> **What you are asked to do**
The records below must be output exactly, without pictures.
**** Stored rows ****
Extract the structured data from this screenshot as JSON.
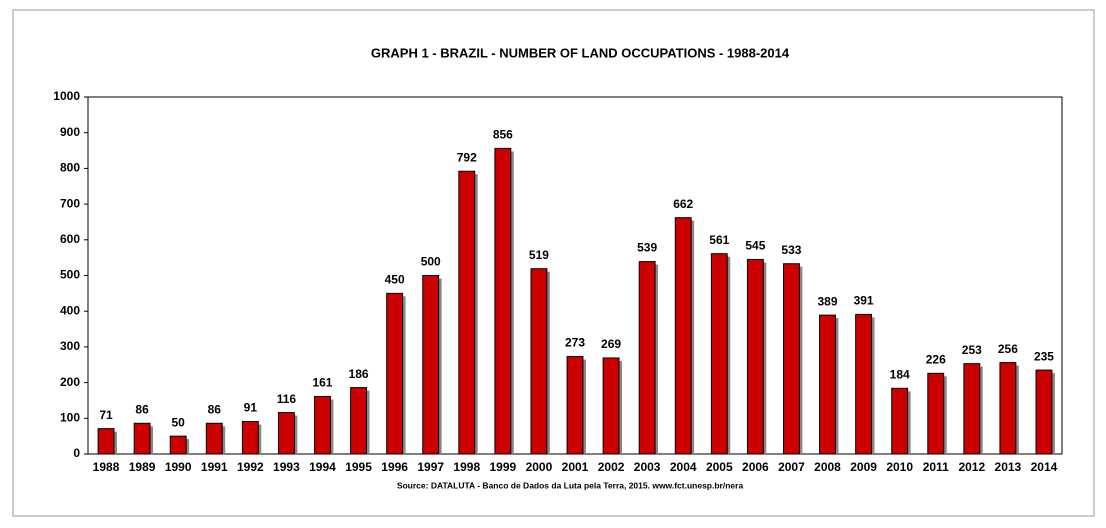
{
  "chart_data": {
    "type": "bar",
    "title": "GRAPH 1 - BRAZIL - NUMBER OF LAND OCCUPATIONS - 1988-2014",
    "source": "Source:  DATALUTA - Banco de Dados da Luta pela Terra,  2015.  www.fct.unesp.br/nera",
    "categories": [
      "1988",
      "1989",
      "1990",
      "1991",
      "1992",
      "1993",
      "1994",
      "1995",
      "1996",
      "1997",
      "1998",
      "1999",
      "2000",
      "2001",
      "2002",
      "2003",
      "2004",
      "2005",
      "2006",
      "2007",
      "2008",
      "2009",
      "2010",
      "2011",
      "2012",
      "2013",
      "2014"
    ],
    "values": [
      71,
      86,
      50,
      86,
      91,
      116,
      161,
      186,
      450,
      500,
      792,
      856,
      519,
      273,
      269,
      539,
      662,
      561,
      545,
      533,
      389,
      391,
      184,
      226,
      253,
      256,
      235
    ],
    "color": "#cc0000",
    "ylim": [
      0,
      1000
    ],
    "yticks": [
      0,
      100,
      200,
      300,
      400,
      500,
      600,
      700,
      800,
      900,
      1000
    ],
    "grid": false
  }
}
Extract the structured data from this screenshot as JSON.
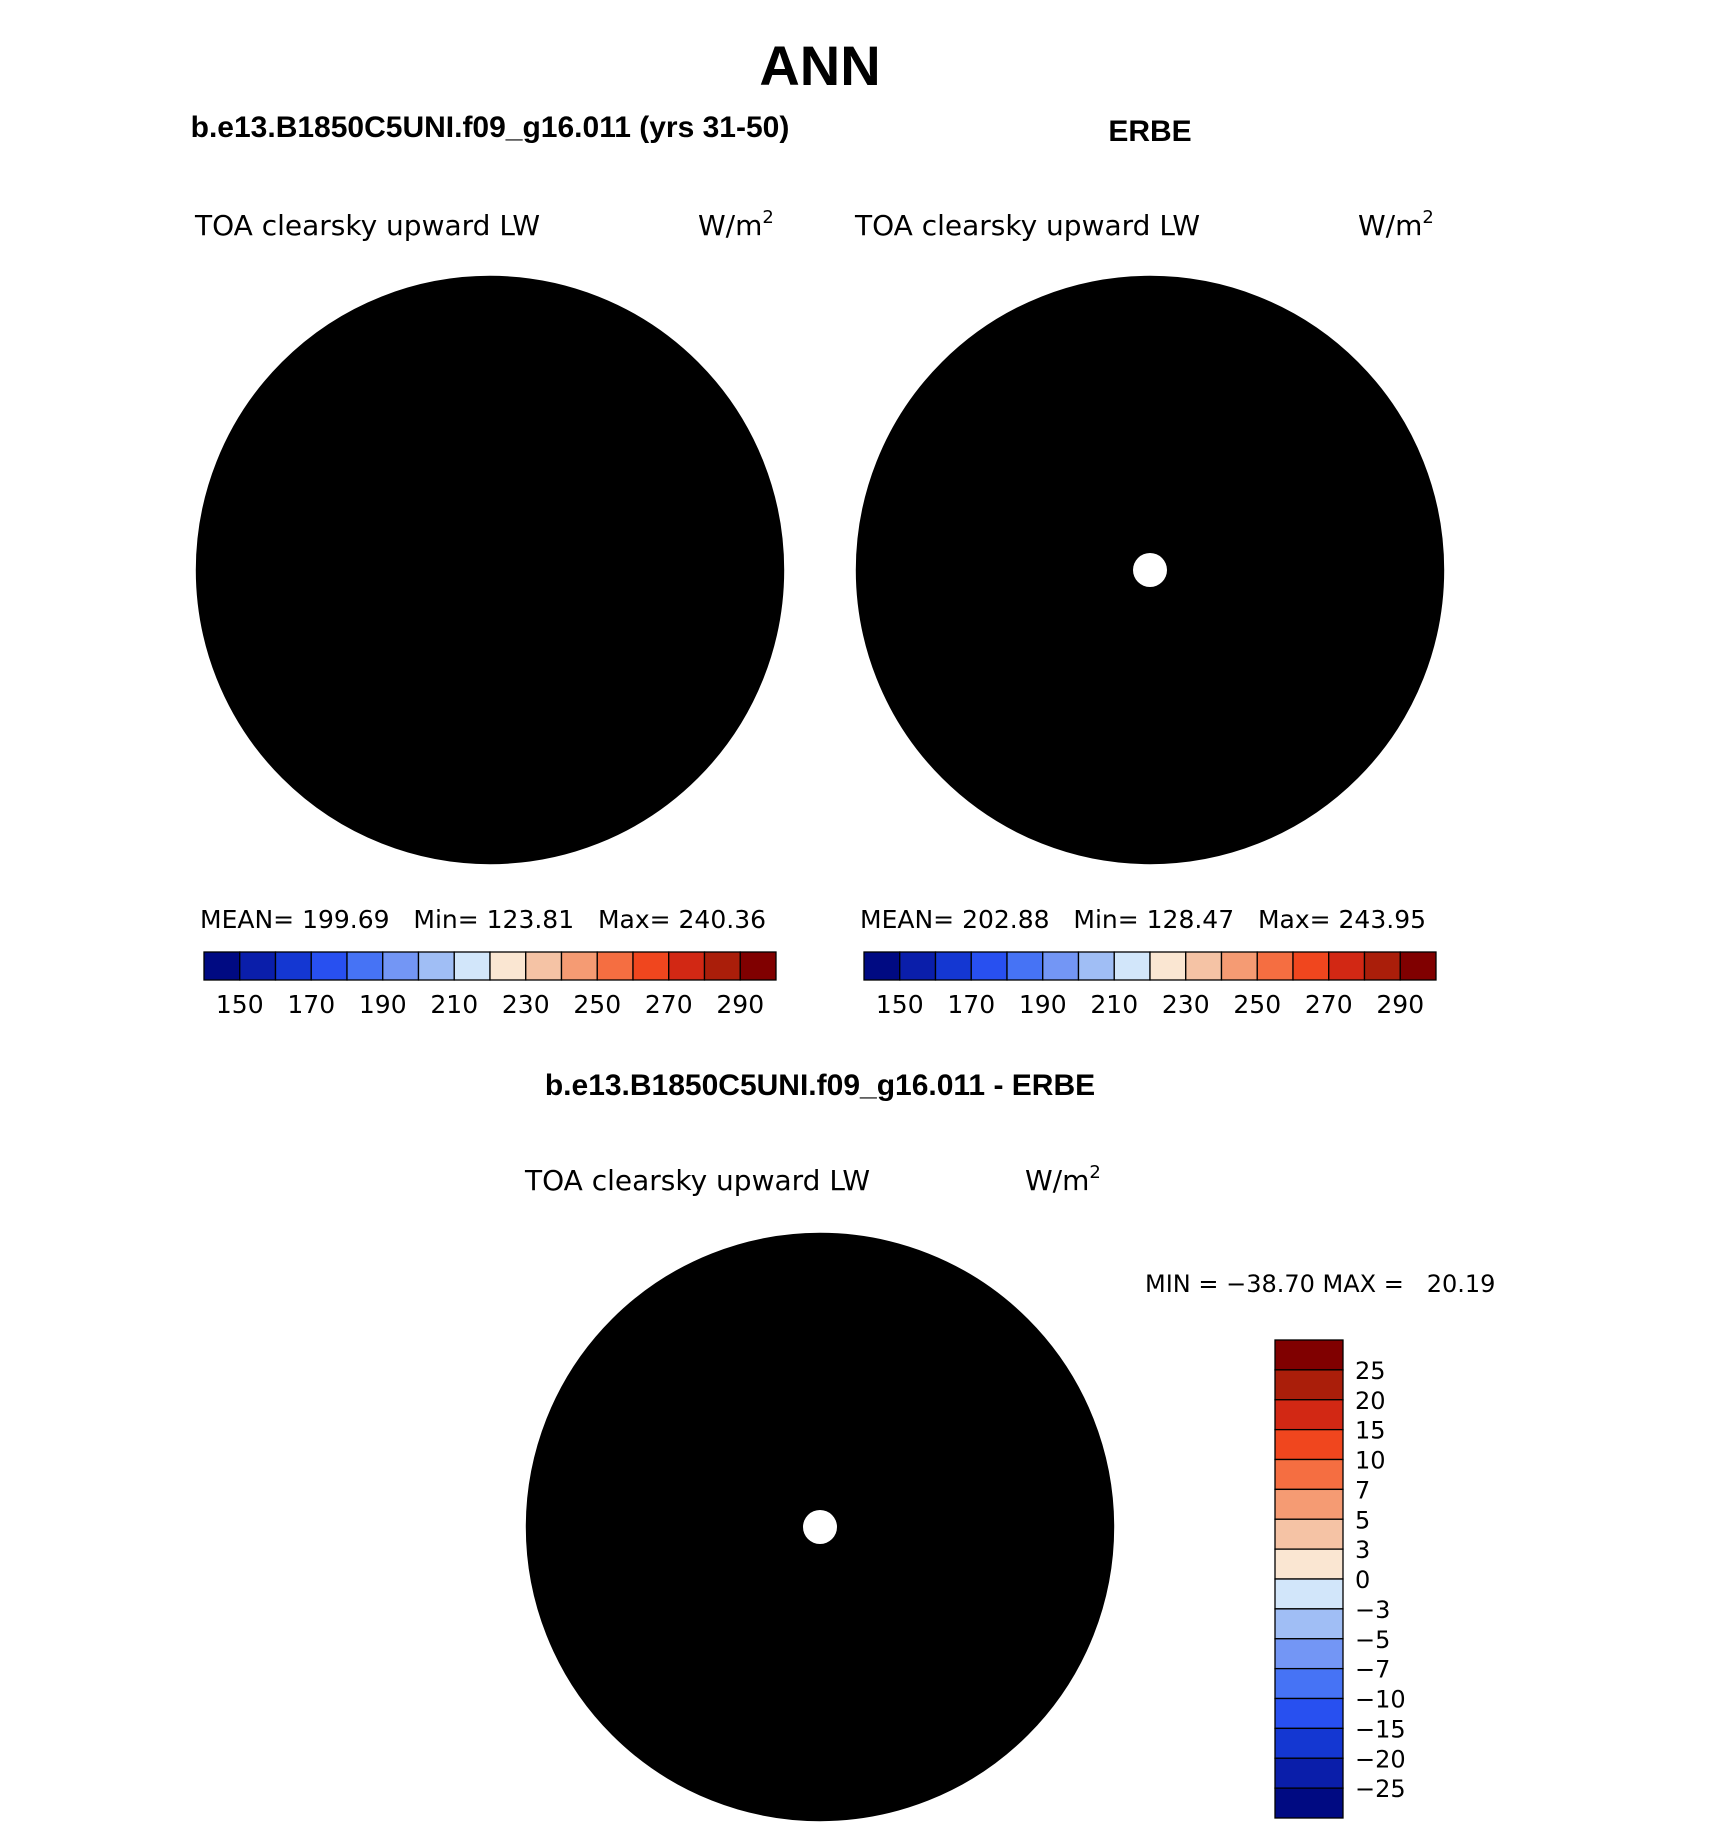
{
  "page_title": "ANN",
  "panels": {
    "model": {
      "heading": "b.e13.B1850C5UNI.f09_g16.011 (yrs 31-50)",
      "variable": "TOA clearsky upward LW",
      "units": "W/m",
      "units_sup": "2",
      "stats": "MEAN= 199.69   Min= 123.81   Max= 240.36"
    },
    "obs": {
      "heading": "ERBE",
      "variable": "TOA clearsky upward LW",
      "units": "W/m",
      "units_sup": "2",
      "stats": "MEAN= 202.88   Min= 128.47   Max= 243.95"
    },
    "diff": {
      "heading": "b.e13.B1850C5UNI.f09_g16.011 - ERBE",
      "variable": "TOA clearsky upward LW",
      "units": "W/m",
      "units_sup": "2",
      "stats": "MIN = −38.70 MAX =   20.19"
    }
  },
  "abs_colorbar": {
    "colors": [
      "#000a82",
      "#0a1eaa",
      "#1437d2",
      "#2850f0",
      "#4673f5",
      "#7396f5",
      "#a0bef5",
      "#d2e6fa",
      "#fae6d2",
      "#f5c3a5",
      "#f59b73",
      "#f56e41",
      "#f0461e",
      "#d22814",
      "#aa1e0a",
      "#800000"
    ],
    "tick_labels": [
      "150",
      "170",
      "190",
      "210",
      "230",
      "250",
      "270",
      "290"
    ]
  },
  "diff_colorbar": {
    "colors": [
      "#800000",
      "#aa1e0a",
      "#d22814",
      "#f0461e",
      "#f56e41",
      "#f59b73",
      "#f5c3a5",
      "#fae6d2",
      "#d2e6fa",
      "#a0bef5",
      "#7396f5",
      "#4673f5",
      "#2850f0",
      "#1437d2",
      "#0a1eaa",
      "#000a82"
    ],
    "tick_labels": [
      "25",
      "20",
      "15",
      "10",
      "7",
      "5",
      "3",
      "0",
      "−3",
      "−5",
      "−7",
      "−10",
      "−15",
      "−20",
      "−25"
    ]
  }
}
****
> **Task result**
Extract the structured data from this screenshot as JSON.
{
  "chart_data": {
    "type": "bar",
    "title": "GRAPH 1 - BRAZIL - NUMBER OF LAND OCCUPATIONS - 1988-2014",
    "source": "Source:  DATALUTA - Banco de Dados da Luta pela Terra,  2015.  www.fct.unesp.br/nera",
    "categories": [
      "1988",
      "1989",
      "1990",
      "1991",
      "1992",
      "1993",
      "1994",
      "1995",
      "1996",
      "1997",
      "1998",
      "1999",
      "2000",
      "2001",
      "2002",
      "2003",
      "2004",
      "2005",
      "2006",
      "2007",
      "2008",
      "2009",
      "2010",
      "2011",
      "2012",
      "2013",
      "2014"
    ],
    "values": [
      71,
      86,
      50,
      86,
      91,
      116,
      161,
      186,
      450,
      500,
      792,
      856,
      519,
      273,
      269,
      539,
      662,
      561,
      545,
      533,
      389,
      391,
      184,
      226,
      253,
      256,
      235
    ],
    "color": "#cc0000",
    "ylim": [
      0,
      1000
    ],
    "yticks": [
      0,
      100,
      200,
      300,
      400,
      500,
      600,
      700,
      800,
      900,
      1000
    ],
    "grid": false
  }
}
Extract the structured data from this screenshot as JSON.
{
  "page_title": "ANN",
  "panels": {
    "model": {
      "heading": "b.e13.B1850C5UNI.f09_g16.011 (yrs 31-50)",
      "variable": "TOA clearsky upward LW",
      "units": "W/m",
      "units_sup": "2",
      "stats": "MEAN= 199.69   Min= 123.81   Max= 240.36"
    },
    "obs": {
      "heading": "ERBE",
      "variable": "TOA clearsky upward LW",
      "units": "W/m",
      "units_sup": "2",
      "stats": "MEAN= 202.88   Min= 128.47   Max= 243.95"
    },
    "diff": {
      "heading": "b.e13.B1850C5UNI.f09_g16.011 - ERBE",
      "variable": "TOA clearsky upward LW",
      "units": "W/m",
      "units_sup": "2",
      "stats": "MIN = −38.70 MAX =   20.19"
    }
  },
  "abs_colorbar": {
    "colors": [
      "#000a82",
      "#0a1eaa",
      "#1437d2",
      "#2850f0",
      "#4673f5",
      "#7396f5",
      "#a0bef5",
      "#d2e6fa",
      "#fae6d2",
      "#f5c3a5",
      "#f59b73",
      "#f56e41",
      "#f0461e",
      "#d22814",
      "#aa1e0a",
      "#800000"
    ],
    "tick_labels": [
      "150",
      "170",
      "190",
      "210",
      "230",
      "250",
      "270",
      "290"
    ]
  },
  "diff_colorbar": {
    "colors": [
      "#800000",
      "#aa1e0a",
      "#d22814",
      "#f0461e",
      "#f56e41",
      "#f59b73",
      "#f5c3a5",
      "#fae6d2",
      "#d2e6fa",
      "#a0bef5",
      "#7396f5",
      "#4673f5",
      "#2850f0",
      "#1437d2",
      "#0a1eaa",
      "#000a82"
    ],
    "tick_labels": [
      "25",
      "20",
      "15",
      "10",
      "7",
      "5",
      "3",
      "0",
      "−3",
      "−5",
      "−7",
      "−10",
      "−15",
      "−20",
      "−25"
    ]
  }
}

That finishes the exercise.